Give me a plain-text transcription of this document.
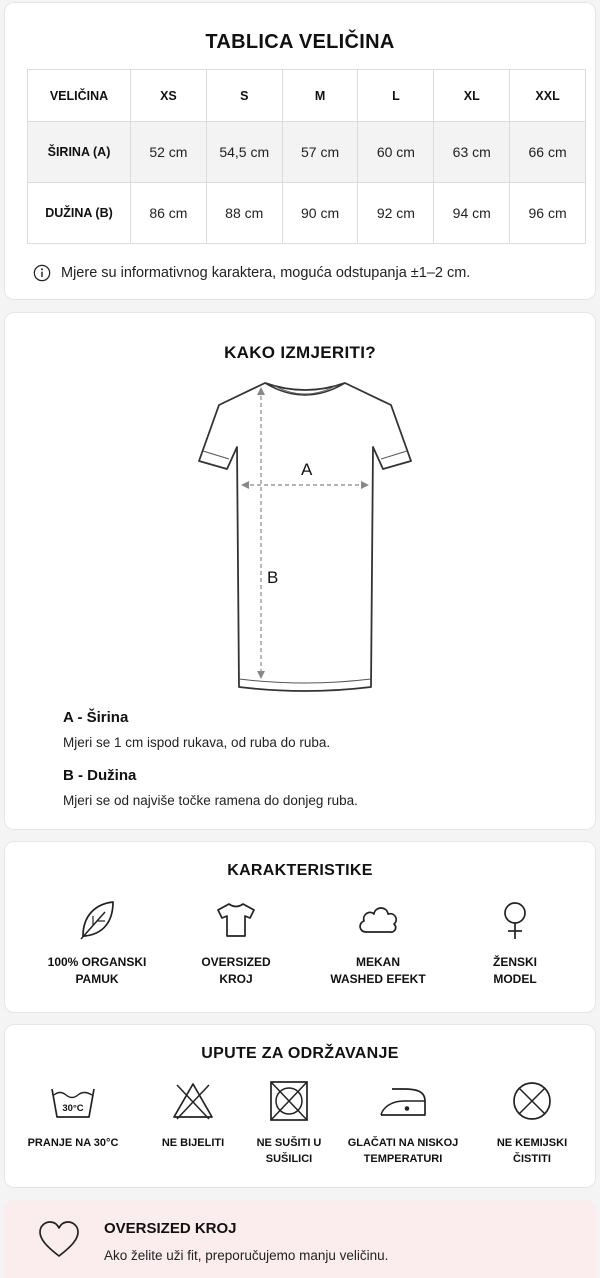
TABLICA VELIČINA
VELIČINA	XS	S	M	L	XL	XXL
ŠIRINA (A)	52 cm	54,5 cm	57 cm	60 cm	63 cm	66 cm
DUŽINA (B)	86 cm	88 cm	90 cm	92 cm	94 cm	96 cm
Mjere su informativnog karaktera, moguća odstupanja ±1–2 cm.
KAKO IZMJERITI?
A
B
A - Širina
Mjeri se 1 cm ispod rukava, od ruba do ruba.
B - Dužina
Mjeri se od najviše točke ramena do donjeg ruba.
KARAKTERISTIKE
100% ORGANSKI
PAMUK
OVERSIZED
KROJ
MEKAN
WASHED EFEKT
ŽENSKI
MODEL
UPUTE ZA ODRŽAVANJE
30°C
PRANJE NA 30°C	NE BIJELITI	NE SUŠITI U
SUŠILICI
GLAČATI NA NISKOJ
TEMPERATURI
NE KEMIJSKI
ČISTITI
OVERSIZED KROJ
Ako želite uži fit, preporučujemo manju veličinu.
###
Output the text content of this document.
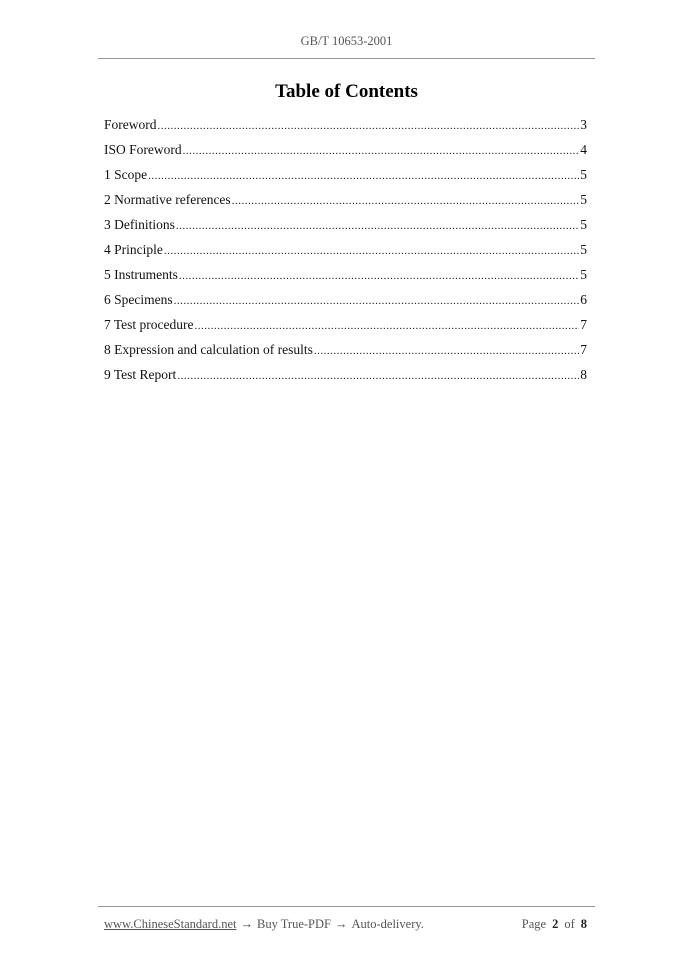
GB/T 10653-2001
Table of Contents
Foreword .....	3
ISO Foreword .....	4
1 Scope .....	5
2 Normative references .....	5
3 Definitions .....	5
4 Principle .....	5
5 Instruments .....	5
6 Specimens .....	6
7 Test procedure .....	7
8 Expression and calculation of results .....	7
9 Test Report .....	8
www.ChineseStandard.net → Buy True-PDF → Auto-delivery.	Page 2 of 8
###
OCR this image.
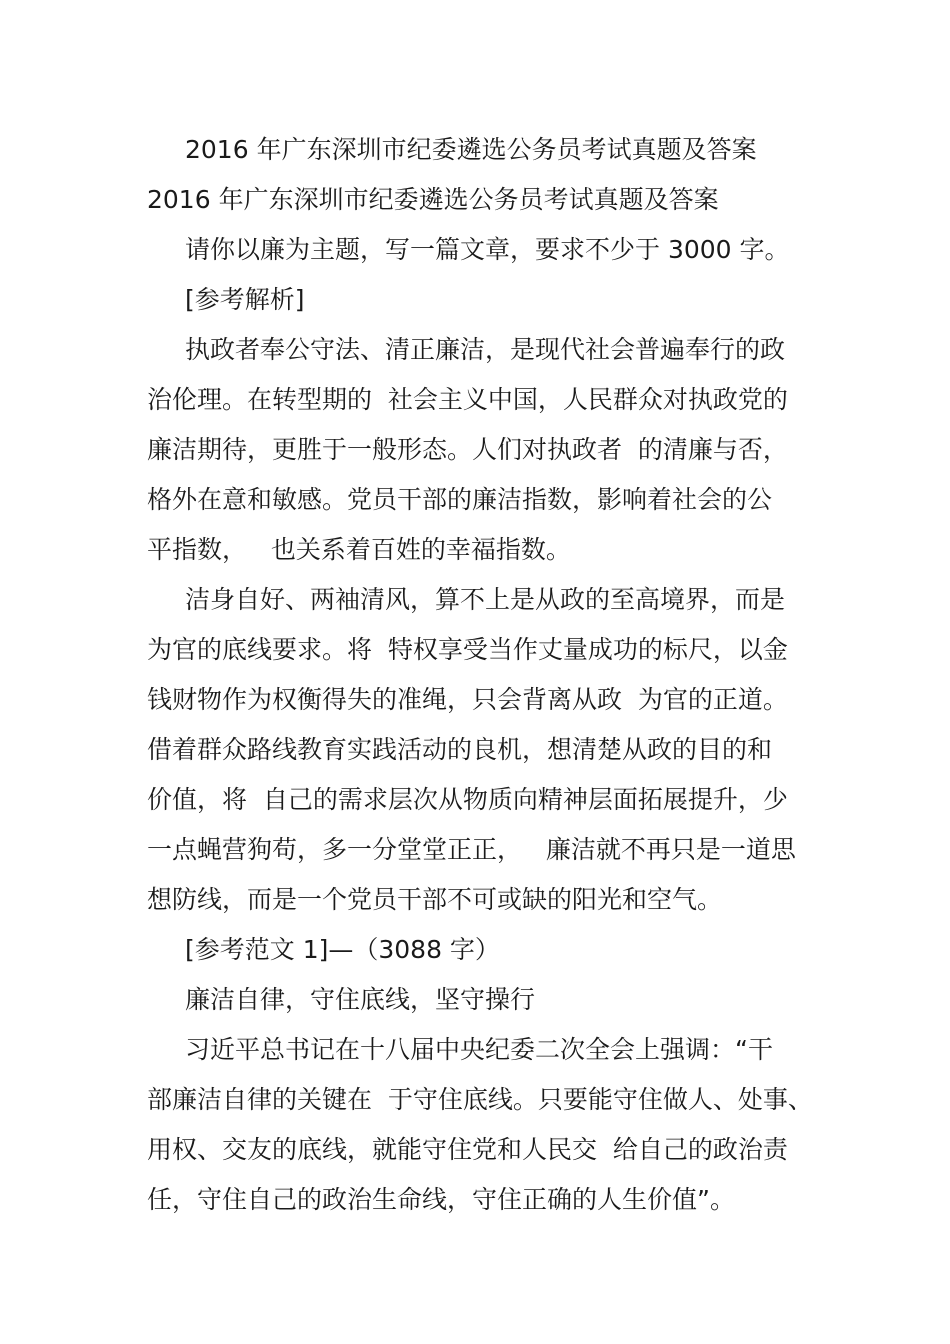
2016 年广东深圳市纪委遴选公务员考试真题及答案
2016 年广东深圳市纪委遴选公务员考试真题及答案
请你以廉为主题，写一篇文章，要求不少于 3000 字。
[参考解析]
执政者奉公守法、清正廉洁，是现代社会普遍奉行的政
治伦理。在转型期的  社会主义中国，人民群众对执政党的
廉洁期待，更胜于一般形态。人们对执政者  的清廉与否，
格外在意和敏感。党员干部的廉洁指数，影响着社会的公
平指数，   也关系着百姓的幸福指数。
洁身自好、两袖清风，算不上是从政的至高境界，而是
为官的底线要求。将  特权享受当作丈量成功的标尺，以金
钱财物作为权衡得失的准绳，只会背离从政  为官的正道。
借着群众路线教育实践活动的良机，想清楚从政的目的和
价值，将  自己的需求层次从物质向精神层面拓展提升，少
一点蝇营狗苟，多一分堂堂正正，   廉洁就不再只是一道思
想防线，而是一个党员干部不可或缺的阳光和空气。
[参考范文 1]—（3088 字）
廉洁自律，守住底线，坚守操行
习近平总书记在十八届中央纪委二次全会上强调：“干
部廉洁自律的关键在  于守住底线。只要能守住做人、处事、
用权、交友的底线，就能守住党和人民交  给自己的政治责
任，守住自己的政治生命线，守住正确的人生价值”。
###
What you need to do
Using the material above, copy every line in which the string "this" occurs.

Answer to the exercise
Give me a plain-text transcription of this document.
Output the text content of this document.
OCR this image.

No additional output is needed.